• _Problem statement_
Examine the entries and show every line in which the word "content" is found.

== Given entries ==

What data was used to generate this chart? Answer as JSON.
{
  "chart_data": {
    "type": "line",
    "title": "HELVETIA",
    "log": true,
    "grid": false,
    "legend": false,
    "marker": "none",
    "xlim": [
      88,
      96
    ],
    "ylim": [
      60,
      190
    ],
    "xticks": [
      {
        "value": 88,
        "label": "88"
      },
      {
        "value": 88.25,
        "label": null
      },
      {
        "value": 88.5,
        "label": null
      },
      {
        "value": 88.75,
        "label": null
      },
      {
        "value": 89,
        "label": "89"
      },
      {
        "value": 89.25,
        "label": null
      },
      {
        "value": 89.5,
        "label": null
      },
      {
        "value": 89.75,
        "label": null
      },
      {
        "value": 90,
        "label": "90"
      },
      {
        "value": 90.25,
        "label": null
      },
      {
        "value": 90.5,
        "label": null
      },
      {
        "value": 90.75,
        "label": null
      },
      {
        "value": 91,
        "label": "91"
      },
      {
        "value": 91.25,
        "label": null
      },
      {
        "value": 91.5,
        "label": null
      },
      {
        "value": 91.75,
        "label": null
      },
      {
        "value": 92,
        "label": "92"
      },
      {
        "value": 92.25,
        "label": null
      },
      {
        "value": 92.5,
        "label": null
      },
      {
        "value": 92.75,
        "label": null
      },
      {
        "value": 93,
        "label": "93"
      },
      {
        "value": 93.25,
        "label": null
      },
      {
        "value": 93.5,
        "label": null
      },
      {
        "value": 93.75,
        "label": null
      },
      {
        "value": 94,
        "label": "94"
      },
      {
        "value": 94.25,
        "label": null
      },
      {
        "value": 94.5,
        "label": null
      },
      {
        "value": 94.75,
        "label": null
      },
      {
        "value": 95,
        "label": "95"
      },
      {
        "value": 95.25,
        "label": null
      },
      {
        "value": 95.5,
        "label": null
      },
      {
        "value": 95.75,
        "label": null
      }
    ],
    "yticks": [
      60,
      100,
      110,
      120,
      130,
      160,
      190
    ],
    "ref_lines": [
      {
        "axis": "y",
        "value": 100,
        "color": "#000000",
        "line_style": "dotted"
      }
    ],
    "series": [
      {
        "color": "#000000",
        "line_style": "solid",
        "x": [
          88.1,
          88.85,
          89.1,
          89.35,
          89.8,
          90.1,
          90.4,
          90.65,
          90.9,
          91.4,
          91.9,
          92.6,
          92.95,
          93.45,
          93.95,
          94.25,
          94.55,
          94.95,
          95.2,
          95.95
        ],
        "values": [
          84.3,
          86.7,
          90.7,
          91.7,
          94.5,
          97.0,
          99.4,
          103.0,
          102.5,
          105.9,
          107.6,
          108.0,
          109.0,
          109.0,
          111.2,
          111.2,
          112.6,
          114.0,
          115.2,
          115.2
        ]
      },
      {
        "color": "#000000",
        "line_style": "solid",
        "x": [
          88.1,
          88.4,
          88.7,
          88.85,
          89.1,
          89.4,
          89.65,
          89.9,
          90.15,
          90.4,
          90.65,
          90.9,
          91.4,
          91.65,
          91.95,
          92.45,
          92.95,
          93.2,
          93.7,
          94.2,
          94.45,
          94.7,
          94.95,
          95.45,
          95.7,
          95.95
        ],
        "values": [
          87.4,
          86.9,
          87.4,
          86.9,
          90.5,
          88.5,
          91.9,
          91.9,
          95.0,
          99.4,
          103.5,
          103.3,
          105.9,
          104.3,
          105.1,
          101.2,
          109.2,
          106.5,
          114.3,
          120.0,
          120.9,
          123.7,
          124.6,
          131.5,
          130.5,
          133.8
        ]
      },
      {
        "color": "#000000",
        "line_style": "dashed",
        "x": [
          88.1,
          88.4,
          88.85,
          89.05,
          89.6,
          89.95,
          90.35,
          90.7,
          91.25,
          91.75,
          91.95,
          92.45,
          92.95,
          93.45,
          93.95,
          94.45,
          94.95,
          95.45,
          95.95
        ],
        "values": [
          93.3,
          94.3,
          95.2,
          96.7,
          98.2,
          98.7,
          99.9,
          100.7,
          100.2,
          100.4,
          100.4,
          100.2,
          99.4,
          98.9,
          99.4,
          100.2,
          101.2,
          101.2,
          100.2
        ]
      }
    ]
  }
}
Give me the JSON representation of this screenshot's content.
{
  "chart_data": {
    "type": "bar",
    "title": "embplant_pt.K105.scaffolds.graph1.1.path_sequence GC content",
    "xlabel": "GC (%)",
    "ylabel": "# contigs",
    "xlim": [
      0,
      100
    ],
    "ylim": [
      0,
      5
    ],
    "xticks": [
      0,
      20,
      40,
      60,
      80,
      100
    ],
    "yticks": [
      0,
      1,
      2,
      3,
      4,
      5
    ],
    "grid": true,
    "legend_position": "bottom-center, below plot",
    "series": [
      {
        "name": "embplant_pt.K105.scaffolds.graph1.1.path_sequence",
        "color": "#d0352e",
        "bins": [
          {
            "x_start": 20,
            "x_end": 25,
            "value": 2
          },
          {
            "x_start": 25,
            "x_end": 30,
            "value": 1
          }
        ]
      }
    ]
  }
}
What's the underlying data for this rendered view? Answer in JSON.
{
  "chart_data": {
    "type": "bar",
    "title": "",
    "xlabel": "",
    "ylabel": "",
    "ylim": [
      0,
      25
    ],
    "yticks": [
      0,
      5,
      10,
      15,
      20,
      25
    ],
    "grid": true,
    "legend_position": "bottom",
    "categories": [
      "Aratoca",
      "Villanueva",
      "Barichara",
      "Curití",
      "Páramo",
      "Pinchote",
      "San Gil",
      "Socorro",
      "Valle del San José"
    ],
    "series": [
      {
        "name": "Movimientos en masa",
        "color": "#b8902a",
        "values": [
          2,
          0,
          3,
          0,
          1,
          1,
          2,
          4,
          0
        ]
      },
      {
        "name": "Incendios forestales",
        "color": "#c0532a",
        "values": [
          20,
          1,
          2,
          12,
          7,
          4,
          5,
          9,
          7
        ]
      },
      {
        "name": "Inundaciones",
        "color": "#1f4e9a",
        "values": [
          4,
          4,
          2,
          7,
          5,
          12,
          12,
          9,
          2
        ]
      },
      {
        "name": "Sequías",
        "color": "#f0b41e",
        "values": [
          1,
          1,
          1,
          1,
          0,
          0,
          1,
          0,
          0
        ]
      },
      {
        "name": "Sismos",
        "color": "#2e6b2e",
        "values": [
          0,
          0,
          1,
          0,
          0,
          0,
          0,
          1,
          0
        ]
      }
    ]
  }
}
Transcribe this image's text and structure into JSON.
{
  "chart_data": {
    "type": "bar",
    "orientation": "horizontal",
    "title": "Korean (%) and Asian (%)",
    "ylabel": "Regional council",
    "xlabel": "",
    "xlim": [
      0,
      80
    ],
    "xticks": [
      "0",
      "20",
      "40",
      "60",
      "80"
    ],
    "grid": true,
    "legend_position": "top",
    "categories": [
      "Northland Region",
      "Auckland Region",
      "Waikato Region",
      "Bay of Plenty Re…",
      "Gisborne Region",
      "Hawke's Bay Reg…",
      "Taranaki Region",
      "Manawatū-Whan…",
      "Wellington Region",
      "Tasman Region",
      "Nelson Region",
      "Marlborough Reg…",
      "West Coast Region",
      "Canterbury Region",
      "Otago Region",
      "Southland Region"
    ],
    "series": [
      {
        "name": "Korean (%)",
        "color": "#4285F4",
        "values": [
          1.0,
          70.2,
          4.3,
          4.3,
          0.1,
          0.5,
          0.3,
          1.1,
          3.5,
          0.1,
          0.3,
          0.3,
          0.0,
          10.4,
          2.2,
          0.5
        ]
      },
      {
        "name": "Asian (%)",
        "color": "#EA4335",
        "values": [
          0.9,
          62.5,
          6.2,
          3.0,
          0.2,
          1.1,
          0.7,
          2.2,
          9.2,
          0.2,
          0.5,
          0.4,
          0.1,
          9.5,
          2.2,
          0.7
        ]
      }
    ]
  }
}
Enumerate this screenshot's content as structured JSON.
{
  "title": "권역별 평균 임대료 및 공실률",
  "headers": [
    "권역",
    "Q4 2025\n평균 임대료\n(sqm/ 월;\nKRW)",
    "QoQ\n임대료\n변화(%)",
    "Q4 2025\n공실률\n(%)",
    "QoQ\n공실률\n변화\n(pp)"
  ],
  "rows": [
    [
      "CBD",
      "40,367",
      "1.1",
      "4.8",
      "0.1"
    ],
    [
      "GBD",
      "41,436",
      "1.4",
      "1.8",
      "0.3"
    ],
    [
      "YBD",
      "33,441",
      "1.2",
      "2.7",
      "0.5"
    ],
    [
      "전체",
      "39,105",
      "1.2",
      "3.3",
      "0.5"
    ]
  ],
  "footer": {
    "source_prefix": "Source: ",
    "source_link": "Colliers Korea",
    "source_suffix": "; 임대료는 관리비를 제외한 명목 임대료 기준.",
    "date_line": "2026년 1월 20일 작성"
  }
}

===

• _Finished task_
Give me the JSON representation of this screenshot's content.
    "title": "embplant_pt.K105.scaffolds.graph1.1.path_sequence GC content",
Enumerate this screenshot's content as structured JSON.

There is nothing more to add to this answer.